● **To do**
Give the entries below as a numbered list, one line per item, with blank lines left out. Leave the pictures out of your answer.

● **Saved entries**
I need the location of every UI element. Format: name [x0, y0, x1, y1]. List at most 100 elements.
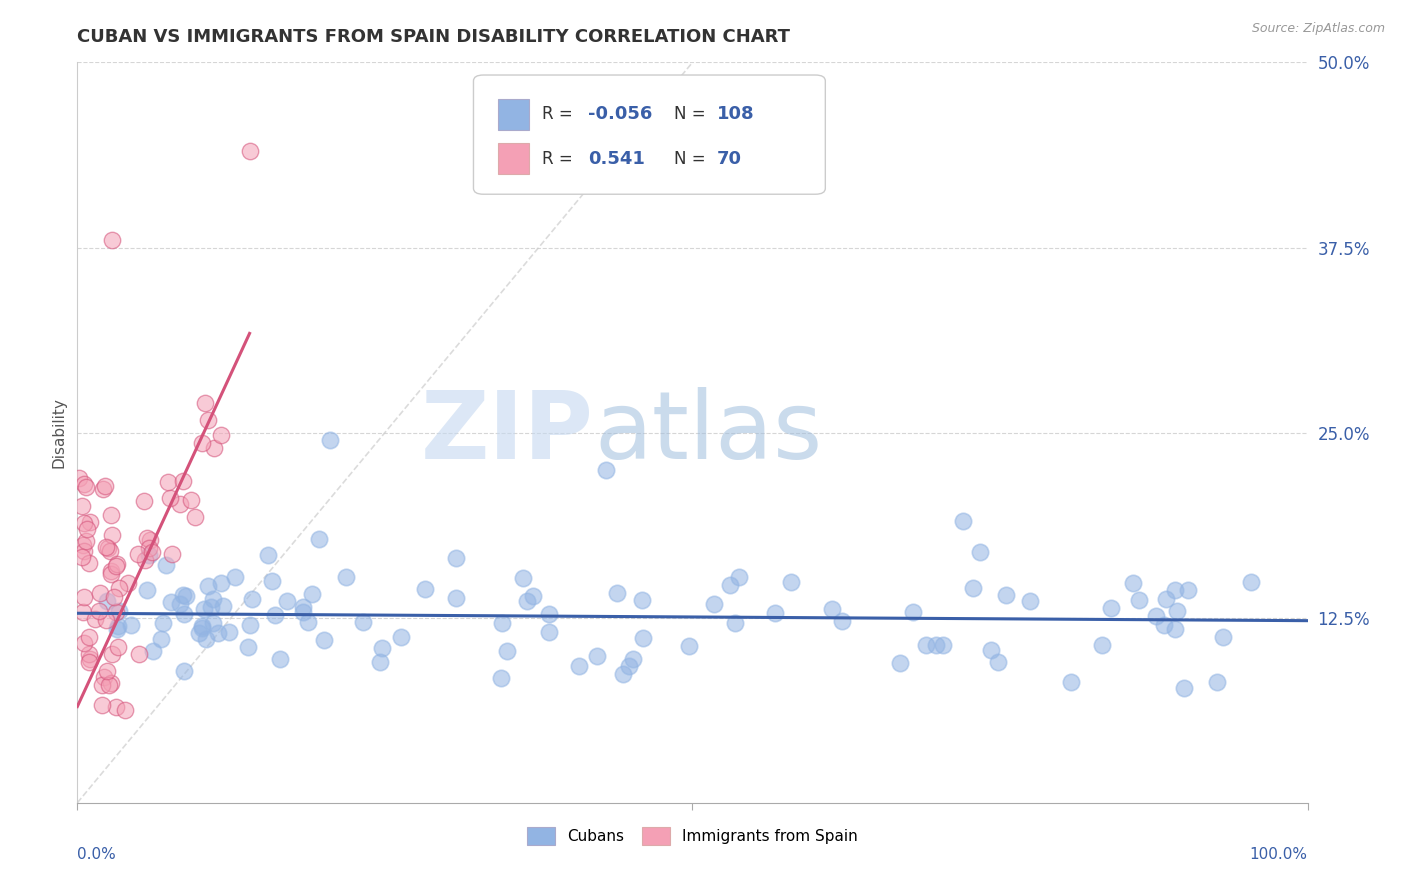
- Point: [70, 549, 93, 564]
- Point: [107, 619, 129, 633]
- Point: [90, 678, 112, 692]
- Point: [371, 641, 394, 656]
- Text: 100.0%: 100.0%: [1250, 847, 1308, 863]
- Point: [980, 642, 1002, 657]
- Point: [100, 564, 122, 578]
- Point: [76, 522, 98, 536]
- Point: [97, 678, 120, 692]
- Point: [606, 586, 628, 600]
- Point: [174, 589, 197, 603]
- Point: [239, 617, 262, 632]
- Text: N =: N =: [673, 105, 711, 123]
- Point: [94, 613, 117, 627]
- Point: [105, 700, 128, 714]
- Point: [75, 534, 97, 549]
- Legend: Cubans, Immigrants from Spain: Cubans, Immigrants from Spain: [522, 821, 863, 851]
- Point: [96, 665, 118, 679]
- Point: [128, 648, 150, 662]
- Point: [107, 557, 129, 571]
- Point: [621, 652, 644, 666]
- Point: [75, 480, 97, 494]
- Point: [117, 575, 139, 590]
- Point: [932, 638, 955, 652]
- Text: ZIP: ZIP: [422, 386, 595, 479]
- Point: [631, 592, 654, 607]
- Point: [335, 570, 357, 584]
- Point: [120, 617, 142, 632]
- Point: [197, 413, 219, 427]
- Text: R =: R =: [543, 105, 578, 123]
- Point: [779, 574, 801, 589]
- Point: [1128, 592, 1150, 607]
- Point: [136, 583, 159, 598]
- Text: 0.0%: 0.0%: [77, 847, 117, 863]
- Point: [1212, 630, 1234, 644]
- Point: [496, 644, 519, 658]
- Text: R =: R =: [543, 150, 578, 168]
- Text: Source: ZipAtlas.com: Source: ZipAtlas.com: [1251, 22, 1385, 36]
- Point: [93, 670, 115, 684]
- Point: [100, 528, 122, 542]
- Point: [312, 632, 335, 647]
- Point: [207, 625, 229, 640]
- Text: 0.541: 0.541: [588, 150, 645, 168]
- FancyBboxPatch shape: [474, 75, 825, 194]
- Point: [73, 477, 96, 491]
- Point: [567, 658, 589, 673]
- Point: [201, 592, 224, 607]
- Point: [105, 622, 128, 636]
- Point: [173, 664, 195, 678]
- Point: [413, 582, 436, 596]
- Point: [191, 622, 214, 636]
- Point: [1164, 622, 1187, 636]
- Text: CUBAN VS IMMIGRANTS FROM SPAIN DISABILITY CORRELATION CHART: CUBAN VS IMMIGRANTS FROM SPAIN DISABILIT…: [77, 28, 790, 45]
- Point: [262, 574, 284, 588]
- Point: [236, 640, 259, 654]
- Point: [292, 600, 315, 615]
- Point: [1091, 638, 1114, 652]
- Point: [160, 547, 183, 561]
- Point: [172, 474, 194, 488]
- Point: [368, 655, 391, 669]
- FancyBboxPatch shape: [498, 99, 529, 130]
- Point: [155, 558, 177, 572]
- Point: [139, 533, 162, 547]
- Point: [239, 145, 262, 159]
- Point: [308, 532, 330, 546]
- Point: [224, 570, 246, 584]
- Point: [98, 543, 121, 558]
- Point: [142, 644, 165, 658]
- Point: [73, 516, 96, 530]
- Point: [209, 576, 232, 591]
- Point: [218, 624, 240, 639]
- Point: [172, 588, 194, 602]
- Point: [512, 571, 534, 585]
- Point: [173, 607, 195, 621]
- Point: [84, 612, 107, 626]
- Point: [209, 428, 232, 442]
- Point: [138, 541, 160, 555]
- Point: [100, 508, 122, 522]
- Point: [107, 640, 129, 655]
- Point: [1206, 674, 1229, 689]
- Text: N =: N =: [673, 150, 711, 168]
- Point: [269, 652, 291, 666]
- Point: [194, 632, 217, 646]
- Point: [191, 435, 214, 450]
- Point: [156, 475, 179, 490]
- Point: [134, 553, 156, 567]
- Point: [489, 671, 512, 685]
- Point: [631, 632, 654, 646]
- Point: [831, 614, 853, 628]
- Point: [292, 605, 315, 619]
- Point: [89, 585, 111, 599]
- Point: [191, 619, 214, 633]
- Point: [91, 698, 114, 713]
- Point: [446, 551, 468, 566]
- Point: [136, 531, 159, 545]
- Point: [1164, 582, 1187, 597]
- Point: [89, 604, 111, 618]
- Point: [200, 600, 222, 615]
- Point: [1166, 604, 1188, 618]
- Point: [97, 541, 120, 555]
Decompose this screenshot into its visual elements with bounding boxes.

● **Exercise output**
1. I need the location of every UI element. Format: name [x0, y0, x1, y1]. List at most 100 elements.
2. - Point: [70, 549, 93, 564]
3. - Point: [107, 619, 129, 633]
4. - Point: [90, 678, 112, 692]
5. - Point: [371, 641, 394, 656]
6. - Text: 100.0%: 100.0%: [1250, 847, 1308, 863]
7. - Point: [980, 642, 1002, 657]
8. - Point: [100, 564, 122, 578]
9. - Point: [76, 522, 98, 536]
10. - Point: [97, 678, 120, 692]
11. - Point: [606, 586, 628, 600]
12. - Point: [174, 589, 197, 603]
13. - Point: [239, 617, 262, 632]
14. - Text: N =: N =: [673, 105, 711, 123]
15. - Point: [94, 613, 117, 627]
16. - Point: [105, 700, 128, 714]
17. - Point: [75, 534, 97, 549]
18. - Legend: Cubans, Immigrants from Spain: Cubans, Immigrants from Spain: [522, 821, 863, 851]
19. - Point: [96, 665, 118, 679]
20. - Point: [128, 648, 150, 662]
21. - Point: [107, 557, 129, 571]
22. - Point: [621, 652, 644, 666]
23. - Point: [75, 480, 97, 494]
24. - Point: [117, 575, 139, 590]
25. - Point: [932, 638, 955, 652]
26. - Text: ZIP: ZIP: [422, 386, 595, 479]
27. - Point: [631, 592, 654, 607]
28. - Point: [335, 570, 357, 584]
29. - Point: [120, 617, 142, 632]
30. - Point: [197, 413, 219, 427]
31. - Text: R =: R =: [543, 105, 578, 123]
32. - Point: [779, 574, 801, 589]
33. - Point: [1128, 592, 1150, 607]
34. - Point: [136, 583, 159, 598]
35. - Text: 0.0%: 0.0%: [77, 847, 117, 863]
36. - Point: [1212, 630, 1234, 644]
37. - Point: [496, 644, 519, 658]
38. - Text: R =: R =: [543, 150, 578, 168]
39. - Text: Source: ZipAtlas.com: Source: ZipAtlas.com: [1251, 22, 1385, 36]
40. - Point: [93, 670, 115, 684]
41. - Point: [100, 528, 122, 542]
42. - Point: [312, 632, 335, 647]
43. - Point: [207, 625, 229, 640]
44. - Text: 0.541: 0.541: [588, 150, 645, 168]
45. - FancyBboxPatch shape: [474, 75, 825, 194]
46. - Point: [73, 477, 96, 491]
47. - Point: [567, 658, 589, 673]
48. - Point: [201, 592, 224, 607]
49. - Point: [105, 622, 128, 636]
50. - Point: [173, 664, 195, 678]
51. - Point: [413, 582, 436, 596]
52. - Point: [191, 622, 214, 636]
53. - Point: [1164, 622, 1187, 636]
54. - Text: CUBAN VS IMMIGRANTS FROM SPAIN DISABILITY CORRELATION CHART: CUBAN VS IMMIGRANTS FROM SPAIN DISABILIT…: [77, 28, 790, 45]
55. - Point: [262, 574, 284, 588]
56. - Point: [236, 640, 259, 654]
57. - Point: [292, 600, 315, 615]
58. - Point: [1091, 638, 1114, 652]
59. - Point: [160, 547, 183, 561]
60. - Point: [172, 474, 194, 488]
61. - Point: [368, 655, 391, 669]
62. - FancyBboxPatch shape: [498, 99, 529, 130]
63. - Point: [155, 558, 177, 572]
64. - Point: [139, 533, 162, 547]
65. - Point: [239, 145, 262, 159]
66. - Point: [308, 532, 330, 546]
67. - Point: [224, 570, 246, 584]
68. - Point: [98, 543, 121, 558]
69. - Point: [142, 644, 165, 658]
70. - Point: [73, 516, 96, 530]
71. - Point: [209, 576, 232, 591]
72. - Point: [218, 624, 240, 639]
73. - Point: [172, 588, 194, 602]
74. - Point: [512, 571, 534, 585]
75. - Point: [173, 607, 195, 621]
76. - Point: [84, 612, 107, 626]
77. - Point: [209, 428, 232, 442]
78. - Point: [138, 541, 160, 555]
79. - Point: [100, 508, 122, 522]
80. - Point: [107, 640, 129, 655]
81. - Point: [1206, 674, 1229, 689]
82. - Text: N =: N =: [673, 150, 711, 168]
83. - Point: [269, 652, 291, 666]
84. - Point: [194, 632, 217, 646]
85. - Point: [191, 435, 214, 450]
86. - Point: [156, 475, 179, 490]
87. - Point: [134, 553, 156, 567]
88. - Point: [489, 671, 512, 685]
89. - Point: [631, 632, 654, 646]
90. - Point: [831, 614, 853, 628]
91. - Point: [292, 605, 315, 619]
92. - Point: [89, 585, 111, 599]
93. - Point: [191, 619, 214, 633]
94. - Point: [91, 698, 114, 713]
95. - Point: [446, 551, 468, 566]
96. - Point: [136, 531, 159, 545]
97. - Point: [1164, 582, 1187, 597]
98. - Point: [89, 604, 111, 618]
99. - Point: [200, 600, 222, 615]
100. - Point: [1166, 604, 1188, 618]
101. - Point: [97, 541, 120, 555]
102. Decompose this screenshot into its visual elements with bounding boxes.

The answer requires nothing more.